Images excluded, repeat each entry below exactly.

--- START EXCERPTED RECORDS ---

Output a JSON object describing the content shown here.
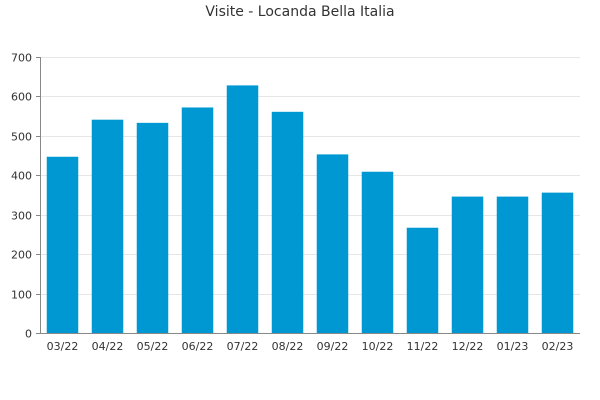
{
  "chart_data": {
    "type": "bar",
    "title": "Visite - Locanda Bella Italia",
    "xlabel": "",
    "ylabel": "",
    "categories": [
      "03/22",
      "04/22",
      "05/22",
      "06/22",
      "07/22",
      "08/22",
      "09/22",
      "10/22",
      "11/22",
      "12/22",
      "01/23",
      "02/23"
    ],
    "values": [
      447,
      541,
      533,
      572,
      628,
      561,
      453,
      409,
      267,
      346,
      346,
      356
    ],
    "ylim": [
      0,
      700
    ],
    "yticks": [
      0,
      100,
      200,
      300,
      400,
      500,
      600,
      700
    ],
    "grid": true,
    "legend": "none",
    "bar_color": "#0098d2",
    "axis_color": "#888888",
    "grid_color": "#e6e6e6"
  }
}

--- END EXCERPTED RECORDS ---

(RESPONSE):
Output a JSON object describing the content shown here.
{
  "chart_data": {
    "type": "bar",
    "title": "Visite - Locanda Bella Italia",
    "xlabel": "",
    "ylabel": "",
    "categories": [
      "03/22",
      "04/22",
      "05/22",
      "06/22",
      "07/22",
      "08/22",
      "09/22",
      "10/22",
      "11/22",
      "12/22",
      "01/23",
      "02/23"
    ],
    "values": [
      447,
      541,
      533,
      572,
      628,
      561,
      453,
      409,
      267,
      346,
      346,
      356
    ],
    "ylim": [
      0,
      700
    ],
    "yticks": [
      0,
      100,
      200,
      300,
      400,
      500,
      600,
      700
    ],
    "grid": true,
    "legend": "none",
    "bar_color": "#0098d2",
    "axis_color": "#888888",
    "grid_color": "#e6e6e6"
  }
}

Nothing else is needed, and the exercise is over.